▶ Aim of the task
The records shown below are to be repeated exactly and completely.
BEGIN
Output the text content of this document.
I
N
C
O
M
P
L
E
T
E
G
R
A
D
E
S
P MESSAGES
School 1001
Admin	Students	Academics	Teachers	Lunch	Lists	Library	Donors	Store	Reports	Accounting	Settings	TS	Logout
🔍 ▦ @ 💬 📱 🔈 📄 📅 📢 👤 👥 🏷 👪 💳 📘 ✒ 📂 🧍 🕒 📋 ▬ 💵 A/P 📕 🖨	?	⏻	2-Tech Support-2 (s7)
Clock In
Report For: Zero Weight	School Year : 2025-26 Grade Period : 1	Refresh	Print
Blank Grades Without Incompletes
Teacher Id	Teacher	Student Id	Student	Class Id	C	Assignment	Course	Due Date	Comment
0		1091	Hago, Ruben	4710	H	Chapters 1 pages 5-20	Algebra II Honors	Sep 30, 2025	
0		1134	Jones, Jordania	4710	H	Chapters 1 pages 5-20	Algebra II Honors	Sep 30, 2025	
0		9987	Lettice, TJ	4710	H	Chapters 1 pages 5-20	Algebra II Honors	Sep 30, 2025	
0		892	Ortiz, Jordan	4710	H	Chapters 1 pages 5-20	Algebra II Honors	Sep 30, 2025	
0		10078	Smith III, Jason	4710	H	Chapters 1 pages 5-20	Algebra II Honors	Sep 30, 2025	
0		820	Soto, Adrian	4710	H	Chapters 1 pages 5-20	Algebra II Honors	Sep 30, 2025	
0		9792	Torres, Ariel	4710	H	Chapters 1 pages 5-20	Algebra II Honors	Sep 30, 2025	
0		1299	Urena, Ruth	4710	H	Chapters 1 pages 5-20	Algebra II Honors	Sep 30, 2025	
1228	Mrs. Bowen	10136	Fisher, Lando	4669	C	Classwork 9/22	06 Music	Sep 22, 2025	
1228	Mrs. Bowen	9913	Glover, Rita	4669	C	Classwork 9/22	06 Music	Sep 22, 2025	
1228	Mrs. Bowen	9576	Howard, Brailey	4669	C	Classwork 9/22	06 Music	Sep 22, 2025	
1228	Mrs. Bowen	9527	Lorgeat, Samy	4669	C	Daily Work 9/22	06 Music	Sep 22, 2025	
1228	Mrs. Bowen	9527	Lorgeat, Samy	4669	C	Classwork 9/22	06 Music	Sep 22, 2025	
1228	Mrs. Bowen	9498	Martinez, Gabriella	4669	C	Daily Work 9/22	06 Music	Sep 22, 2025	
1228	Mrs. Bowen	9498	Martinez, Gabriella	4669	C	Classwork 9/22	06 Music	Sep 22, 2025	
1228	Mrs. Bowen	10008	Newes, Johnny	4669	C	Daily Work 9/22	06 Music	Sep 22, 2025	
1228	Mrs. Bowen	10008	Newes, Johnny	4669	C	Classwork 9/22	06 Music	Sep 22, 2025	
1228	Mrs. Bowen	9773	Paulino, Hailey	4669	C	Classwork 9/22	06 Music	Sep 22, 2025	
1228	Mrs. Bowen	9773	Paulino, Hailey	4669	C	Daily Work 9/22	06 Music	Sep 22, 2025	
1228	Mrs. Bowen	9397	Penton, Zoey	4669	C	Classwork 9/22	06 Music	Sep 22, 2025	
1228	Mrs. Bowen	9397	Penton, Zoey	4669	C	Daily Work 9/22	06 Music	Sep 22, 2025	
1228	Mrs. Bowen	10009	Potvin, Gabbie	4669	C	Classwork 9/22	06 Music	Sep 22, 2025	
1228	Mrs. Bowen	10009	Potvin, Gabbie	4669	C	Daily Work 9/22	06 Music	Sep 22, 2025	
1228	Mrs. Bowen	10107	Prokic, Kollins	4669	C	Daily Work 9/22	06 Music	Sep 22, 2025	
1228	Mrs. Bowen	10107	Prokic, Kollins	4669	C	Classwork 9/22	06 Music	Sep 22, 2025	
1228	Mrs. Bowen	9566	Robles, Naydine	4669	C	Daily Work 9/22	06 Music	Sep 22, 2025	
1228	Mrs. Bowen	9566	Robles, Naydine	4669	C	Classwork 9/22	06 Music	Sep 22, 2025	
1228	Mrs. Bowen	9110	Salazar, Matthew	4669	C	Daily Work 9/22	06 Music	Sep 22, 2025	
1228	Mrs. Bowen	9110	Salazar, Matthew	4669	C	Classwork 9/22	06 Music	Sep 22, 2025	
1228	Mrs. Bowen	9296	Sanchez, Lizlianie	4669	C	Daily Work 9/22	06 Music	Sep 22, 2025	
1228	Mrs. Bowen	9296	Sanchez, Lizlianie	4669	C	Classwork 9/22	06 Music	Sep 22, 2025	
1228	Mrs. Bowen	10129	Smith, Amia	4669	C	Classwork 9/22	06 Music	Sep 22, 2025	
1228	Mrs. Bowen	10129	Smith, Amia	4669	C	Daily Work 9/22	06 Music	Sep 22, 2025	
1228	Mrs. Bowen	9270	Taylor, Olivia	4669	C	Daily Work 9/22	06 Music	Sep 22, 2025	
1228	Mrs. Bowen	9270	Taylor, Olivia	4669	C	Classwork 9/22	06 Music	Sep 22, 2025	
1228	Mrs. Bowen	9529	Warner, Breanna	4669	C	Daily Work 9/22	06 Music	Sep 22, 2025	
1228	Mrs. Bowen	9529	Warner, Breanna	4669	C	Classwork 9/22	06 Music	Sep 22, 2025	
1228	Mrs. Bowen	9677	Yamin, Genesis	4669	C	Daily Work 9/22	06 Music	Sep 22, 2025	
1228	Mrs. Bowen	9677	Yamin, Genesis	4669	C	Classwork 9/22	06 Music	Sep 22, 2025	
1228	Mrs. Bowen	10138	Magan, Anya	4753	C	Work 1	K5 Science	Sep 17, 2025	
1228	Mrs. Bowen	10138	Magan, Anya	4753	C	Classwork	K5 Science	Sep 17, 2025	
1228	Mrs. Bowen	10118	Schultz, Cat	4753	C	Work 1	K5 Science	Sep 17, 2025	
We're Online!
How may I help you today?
END
▶ Output
Output the text content of this document.
I
N
C
O
M
P
L
E
T
E
G
R
A
D
E
S
P MESSAGES
School 1001
Admin	Students	Academics	Teachers	Lunch	Lists	Library	Donors	Store	Reports	Accounting	Settings	TS	Logout
🔍 ▦ @ 💬 📱 🔈 📄 📅 📢 👤 👥 🏷 👪 💳 📘 ✒ 📂 🧍 🕒 📋 ▬ 💵 A/P 📕 🖨	?	⏻	2-Tech Support-2 (s7)
Clock In
Report For: Zero Weight	School Year : 2025-26 Grade Period : 1	Refresh	Print
Blank Grades Without Incompletes
Teacher Id	Teacher	Student Id	Student	Class Id	C	Assignment	Course	Due Date	Comment
0		1091	Hago, Ruben	4710	H	Chapters 1 pages 5-20	Algebra II Honors	Sep 30, 2025	
0		1134	Jones, Jordania	4710	H	Chapters 1 pages 5-20	Algebra II Honors	Sep 30, 2025	
0		9987	Lettice, TJ	4710	H	Chapters 1 pages 5-20	Algebra II Honors	Sep 30, 2025	
0		892	Ortiz, Jordan	4710	H	Chapters 1 pages 5-20	Algebra II Honors	Sep 30, 2025	
0		10078	Smith III, Jason	4710	H	Chapters 1 pages 5-20	Algebra II Honors	Sep 30, 2025	
0		820	Soto, Adrian	4710	H	Chapters 1 pages 5-20	Algebra II Honors	Sep 30, 2025	
0		9792	Torres, Ariel	4710	H	Chapters 1 pages 5-20	Algebra II Honors	Sep 30, 2025	
0		1299	Urena, Ruth	4710	H	Chapters 1 pages 5-20	Algebra II Honors	Sep 30, 2025	
1228	Mrs. Bowen	10136	Fisher, Lando	4669	C	Classwork 9/22	06 Music	Sep 22, 2025	
1228	Mrs. Bowen	9913	Glover, Rita	4669	C	Classwork 9/22	06 Music	Sep 22, 2025	
1228	Mrs. Bowen	9576	Howard, Brailey	4669	C	Classwork 9/22	06 Music	Sep 22, 2025	
1228	Mrs. Bowen	9527	Lorgeat, Samy	4669	C	Daily Work 9/22	06 Music	Sep 22, 2025	
1228	Mrs. Bowen	9527	Lorgeat, Samy	4669	C	Classwork 9/22	06 Music	Sep 22, 2025	
1228	Mrs. Bowen	9498	Martinez, Gabriella	4669	C	Daily Work 9/22	06 Music	Sep 22, 2025	
1228	Mrs. Bowen	9498	Martinez, Gabriella	4669	C	Classwork 9/22	06 Music	Sep 22, 2025	
1228	Mrs. Bowen	10008	Newes, Johnny	4669	C	Daily Work 9/22	06 Music	Sep 22, 2025	
1228	Mrs. Bowen	10008	Newes, Johnny	4669	C	Classwork 9/22	06 Music	Sep 22, 2025	
1228	Mrs. Bowen	9773	Paulino, Hailey	4669	C	Classwork 9/22	06 Music	Sep 22, 2025	
1228	Mrs. Bowen	9773	Paulino, Hailey	4669	C	Daily Work 9/22	06 Music	Sep 22, 2025	
1228	Mrs. Bowen	9397	Penton, Zoey	4669	C	Classwork 9/22	06 Music	Sep 22, 2025	
1228	Mrs. Bowen	9397	Penton, Zoey	4669	C	Daily Work 9/22	06 Music	Sep 22, 2025	
1228	Mrs. Bowen	10009	Potvin, Gabbie	4669	C	Classwork 9/22	06 Music	Sep 22, 2025	
1228	Mrs. Bowen	10009	Potvin, Gabbie	4669	C	Daily Work 9/22	06 Music	Sep 22, 2025	
1228	Mrs. Bowen	10107	Prokic, Kollins	4669	C	Daily Work 9/22	06 Music	Sep 22, 2025	
1228	Mrs. Bowen	10107	Prokic, Kollins	4669	C	Classwork 9/22	06 Music	Sep 22, 2025	
1228	Mrs. Bowen	9566	Robles, Naydine	4669	C	Daily Work 9/22	06 Music	Sep 22, 2025	
1228	Mrs. Bowen	9566	Robles, Naydine	4669	C	Classwork 9/22	06 Music	Sep 22, 2025	
1228	Mrs. Bowen	9110	Salazar, Matthew	4669	C	Daily Work 9/22	06 Music	Sep 22, 2025	
1228	Mrs. Bowen	9110	Salazar, Matthew	4669	C	Classwork 9/22	06 Music	Sep 22, 2025	
1228	Mrs. Bowen	9296	Sanchez, Lizlianie	4669	C	Daily Work 9/22	06 Music	Sep 22, 2025	
1228	Mrs. Bowen	9296	Sanchez, Lizlianie	4669	C	Classwork 9/22	06 Music	Sep 22, 2025	
1228	Mrs. Bowen	10129	Smith, Amia	4669	C	Classwork 9/22	06 Music	Sep 22, 2025	
1228	Mrs. Bowen	10129	Smith, Amia	4669	C	Daily Work 9/22	06 Music	Sep 22, 2025	
1228	Mrs. Bowen	9270	Taylor, Olivia	4669	C	Daily Work 9/22	06 Music	Sep 22, 2025	
1228	Mrs. Bowen	9270	Taylor, Olivia	4669	C	Classwork 9/22	06 Music	Sep 22, 2025	
1228	Mrs. Bowen	9529	Warner, Breanna	4669	C	Daily Work 9/22	06 Music	Sep 22, 2025	
1228	Mrs. Bowen	9529	Warner, Breanna	4669	C	Classwork 9/22	06 Music	Sep 22, 2025	
1228	Mrs. Bowen	9677	Yamin, Genesis	4669	C	Daily Work 9/22	06 Music	Sep 22, 2025	
1228	Mrs. Bowen	9677	Yamin, Genesis	4669	C	Classwork 9/22	06 Music	Sep 22, 2025	
1228	Mrs. Bowen	10138	Magan, Anya	4753	C	Work 1	K5 Science	Sep 17, 2025	
1228	Mrs. Bowen	10138	Magan, Anya	4753	C	Classwork	K5 Science	Sep 17, 2025	
1228	Mrs. Bowen	10118	Schultz, Cat	4753	C	Work 1	K5 Science	Sep 17, 2025	
We're Online!
How may I help you today?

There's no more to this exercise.